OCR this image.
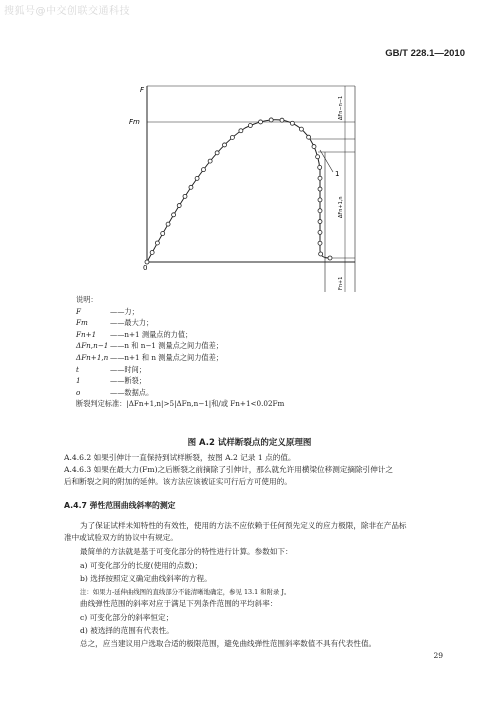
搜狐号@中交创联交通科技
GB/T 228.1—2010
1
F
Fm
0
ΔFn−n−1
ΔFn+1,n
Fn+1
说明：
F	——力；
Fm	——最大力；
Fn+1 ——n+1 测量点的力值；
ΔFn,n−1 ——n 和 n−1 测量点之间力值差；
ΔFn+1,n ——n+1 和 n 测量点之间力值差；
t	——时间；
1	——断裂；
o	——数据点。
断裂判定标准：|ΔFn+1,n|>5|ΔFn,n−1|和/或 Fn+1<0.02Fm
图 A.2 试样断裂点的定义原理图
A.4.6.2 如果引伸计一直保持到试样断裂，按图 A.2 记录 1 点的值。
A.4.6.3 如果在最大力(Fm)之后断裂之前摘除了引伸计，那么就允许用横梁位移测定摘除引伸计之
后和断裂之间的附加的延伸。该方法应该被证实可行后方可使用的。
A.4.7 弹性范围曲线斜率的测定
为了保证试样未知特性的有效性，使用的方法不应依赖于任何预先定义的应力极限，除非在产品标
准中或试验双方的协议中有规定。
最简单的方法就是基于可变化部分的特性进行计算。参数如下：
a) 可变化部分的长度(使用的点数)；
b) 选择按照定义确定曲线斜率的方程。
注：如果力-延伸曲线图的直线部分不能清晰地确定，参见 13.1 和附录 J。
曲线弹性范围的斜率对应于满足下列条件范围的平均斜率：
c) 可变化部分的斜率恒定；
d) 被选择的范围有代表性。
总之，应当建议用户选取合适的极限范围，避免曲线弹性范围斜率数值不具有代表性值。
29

» **SHORT TASK**:
Output the entries above exactly, without their pictures.

» **RESULT OF THIS EXERCISE**:
OCR this image.
搜狐号@中交创联交通科技
GB/T 228.1—2010
1
F
Fm
0
ΔFn−n−1
ΔFn+1,n
Fn+1
说明：
F	——力；
Fm	——最大力；
Fn+1 ——n+1 测量点的力值；
ΔFn,n−1 ——n 和 n−1 测量点之间力值差；
ΔFn+1,n ——n+1 和 n 测量点之间力值差；
t	——时间；
1	——断裂；
o	——数据点。
断裂判定标准：|ΔFn+1,n|>5|ΔFn,n−1|和/或 Fn+1<0.02Fm
图 A.2 试样断裂点的定义原理图
A.4.6.2 如果引伸计一直保持到试样断裂，按图 A.2 记录 1 点的值。
A.4.6.3 如果在最大力(Fm)之后断裂之前摘除了引伸计，那么就允许用横梁位移测定摘除引伸计之
后和断裂之间的附加的延伸。该方法应该被证实可行后方可使用的。
A.4.7 弹性范围曲线斜率的测定
为了保证试样未知特性的有效性，使用的方法不应依赖于任何预先定义的应力极限，除非在产品标
准中或试验双方的协议中有规定。
最简单的方法就是基于可变化部分的特性进行计算。参数如下：
a) 可变化部分的长度(使用的点数)；
b) 选择按照定义确定曲线斜率的方程。
注：如果力-延伸曲线图的直线部分不能清晰地确定，参见 13.1 和附录 J。
曲线弹性范围的斜率对应于满足下列条件范围的平均斜率：
c) 可变化部分的斜率恒定；
d) 被选择的范围有代表性。
总之，应当建议用户选取合适的极限范围，避免曲线弹性范围斜率数值不具有代表性值。
29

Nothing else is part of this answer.